TASK INPUTS start
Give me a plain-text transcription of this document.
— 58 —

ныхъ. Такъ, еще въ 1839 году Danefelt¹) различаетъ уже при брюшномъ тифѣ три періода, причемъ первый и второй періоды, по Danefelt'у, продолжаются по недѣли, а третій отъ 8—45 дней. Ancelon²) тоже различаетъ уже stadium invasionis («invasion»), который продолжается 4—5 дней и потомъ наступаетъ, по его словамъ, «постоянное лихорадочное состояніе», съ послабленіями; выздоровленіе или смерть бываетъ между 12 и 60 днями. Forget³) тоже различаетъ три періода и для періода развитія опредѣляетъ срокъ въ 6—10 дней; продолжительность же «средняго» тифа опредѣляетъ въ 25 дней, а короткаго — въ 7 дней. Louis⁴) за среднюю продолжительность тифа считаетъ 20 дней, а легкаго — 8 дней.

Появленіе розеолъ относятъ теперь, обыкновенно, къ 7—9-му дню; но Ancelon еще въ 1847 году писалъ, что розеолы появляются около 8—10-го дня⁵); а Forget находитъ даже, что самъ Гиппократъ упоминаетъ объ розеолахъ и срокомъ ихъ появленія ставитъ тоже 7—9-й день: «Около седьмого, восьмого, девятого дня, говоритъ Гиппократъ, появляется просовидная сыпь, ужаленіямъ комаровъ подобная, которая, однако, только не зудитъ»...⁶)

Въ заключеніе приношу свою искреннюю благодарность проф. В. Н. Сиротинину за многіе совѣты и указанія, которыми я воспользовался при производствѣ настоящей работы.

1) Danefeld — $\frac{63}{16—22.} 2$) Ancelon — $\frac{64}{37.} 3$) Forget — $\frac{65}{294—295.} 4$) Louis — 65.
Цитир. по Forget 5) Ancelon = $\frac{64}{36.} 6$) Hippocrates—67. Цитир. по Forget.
TASK INPUTS end
DESCRIPTION OF THE TASK ::
Exactly as shown above, return every record.

ANSWER FOR THIS EXERCISE ::
Give me a plain-text transcription of this document.
— 58 —

ныхъ. Такъ, еще въ 1839 году Danefelt¹) различаетъ уже при брюшномъ тифѣ три періода, причемъ первый и второй періоды, по Danefelt'у, продолжаются по недѣли, а третій отъ 8—45 дней. Ancelon²) тоже различаетъ уже stadium invasionis («invasion»), который продолжается 4—5 дней и потомъ наступаетъ, по его словамъ, «постоянное лихорадочное состояніе», съ послабленіями; выздоровленіе или смерть бываетъ между 12 и 60 днями. Forget³) тоже различаетъ три періода и для періода развитія опредѣляетъ срокъ въ 6—10 дней; продолжительность же «средняго» тифа опредѣляетъ въ 25 дней, а короткаго — въ 7 дней. Louis⁴) за среднюю продолжительность тифа считаетъ 20 дней, а легкаго — 8 дней.

Появленіе розеолъ относятъ теперь, обыкновенно, къ 7—9-му дню; но Ancelon еще въ 1847 году писалъ, что розеолы появляются около 8—10-го дня⁵); а Forget находитъ даже, что самъ Гиппократъ упоминаетъ объ розеолахъ и срокомъ ихъ появленія ставитъ тоже 7—9-й день: «Около седьмого, восьмого, девятого дня, говоритъ Гиппократъ, появляется просовидная сыпь, ужаленіямъ комаровъ подобная, которая, однако, только не зудитъ»...⁶)

Въ заключеніе приношу свою искреннюю благодарность проф. В. Н. Сиротинину за многіе совѣты и указанія, которыми я воспользовался при производствѣ настоящей работы.

1) Danefeld — $\frac{63}{16—22.} 2$) Ancelon — $\frac{64}{37.} 3$) Forget — $\frac{65}{294—295.} 4$) Louis — 65.
Цитир. по Forget 5) Ancelon = $\frac{64}{36.} 6$) Hippocrates—67. Цитир. по Forget.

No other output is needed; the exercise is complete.